◆ Extracted entries ◆
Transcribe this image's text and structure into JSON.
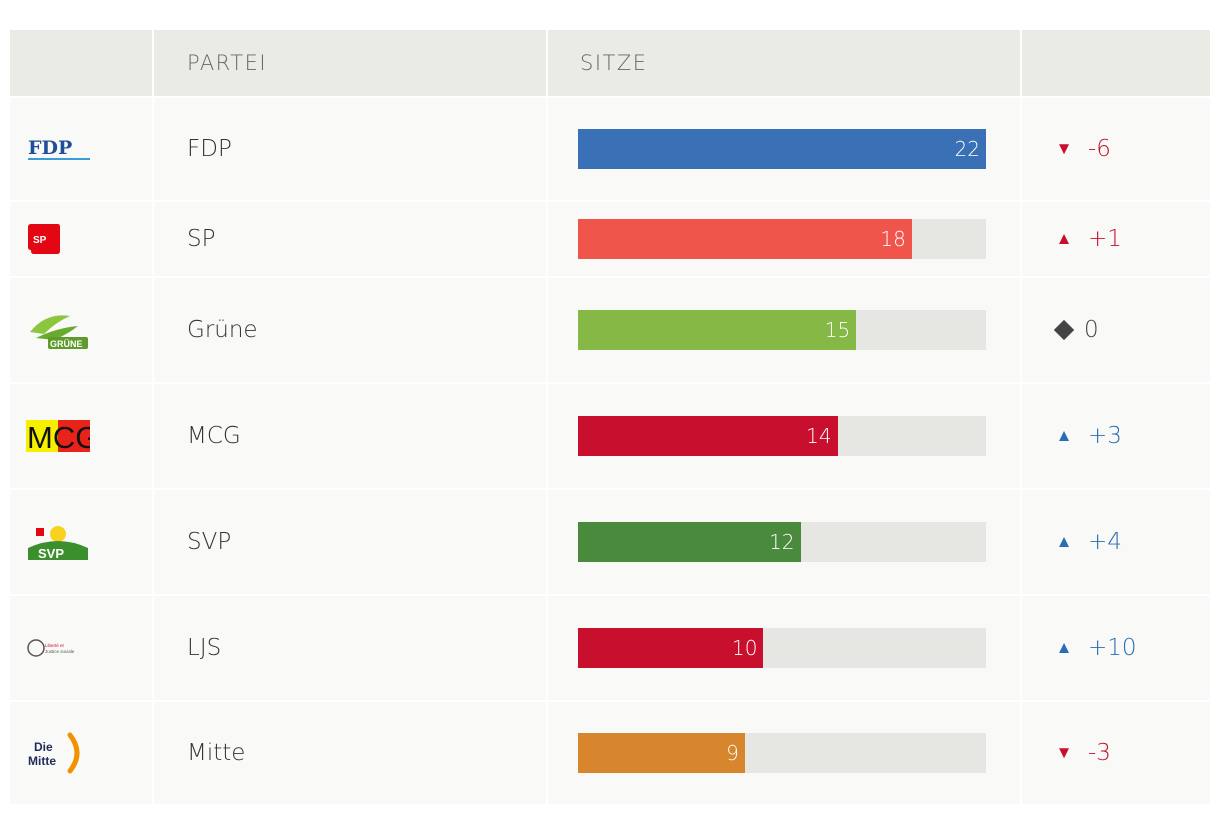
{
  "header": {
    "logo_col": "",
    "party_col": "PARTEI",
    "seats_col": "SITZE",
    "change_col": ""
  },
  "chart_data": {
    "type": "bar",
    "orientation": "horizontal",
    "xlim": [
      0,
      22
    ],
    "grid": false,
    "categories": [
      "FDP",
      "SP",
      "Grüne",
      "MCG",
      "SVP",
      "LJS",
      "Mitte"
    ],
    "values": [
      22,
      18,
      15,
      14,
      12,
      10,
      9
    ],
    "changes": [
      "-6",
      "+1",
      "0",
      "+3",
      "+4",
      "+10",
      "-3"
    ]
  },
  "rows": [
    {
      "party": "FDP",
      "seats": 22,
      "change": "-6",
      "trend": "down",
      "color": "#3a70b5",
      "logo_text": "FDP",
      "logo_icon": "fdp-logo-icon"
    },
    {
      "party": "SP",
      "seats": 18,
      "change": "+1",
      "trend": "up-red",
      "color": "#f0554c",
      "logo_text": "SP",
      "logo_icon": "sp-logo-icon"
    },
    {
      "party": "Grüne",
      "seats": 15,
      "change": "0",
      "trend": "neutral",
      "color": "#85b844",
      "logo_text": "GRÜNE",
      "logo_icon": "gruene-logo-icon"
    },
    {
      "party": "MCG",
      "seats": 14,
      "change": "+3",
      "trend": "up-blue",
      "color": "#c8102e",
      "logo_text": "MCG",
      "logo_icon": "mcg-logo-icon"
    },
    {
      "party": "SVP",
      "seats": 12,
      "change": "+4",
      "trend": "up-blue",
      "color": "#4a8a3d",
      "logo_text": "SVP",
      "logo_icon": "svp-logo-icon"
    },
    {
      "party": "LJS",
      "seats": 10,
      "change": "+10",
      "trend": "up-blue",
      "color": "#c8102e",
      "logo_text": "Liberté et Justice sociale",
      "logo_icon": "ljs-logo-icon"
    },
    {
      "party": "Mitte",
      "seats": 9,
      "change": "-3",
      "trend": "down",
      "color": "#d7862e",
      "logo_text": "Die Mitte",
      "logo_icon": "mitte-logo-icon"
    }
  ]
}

◆ What the task asks ◆
Check each line of the records above for "color", and copy those that have it.

◆ Response to the task ◆
      "color": "#3a70b5",
      "color": "#f0554c",
      "color": "#85b844",
      "color": "#c8102e",
      "color": "#4a8a3d",
      "color": "#c8102e",
      "color": "#d7862e",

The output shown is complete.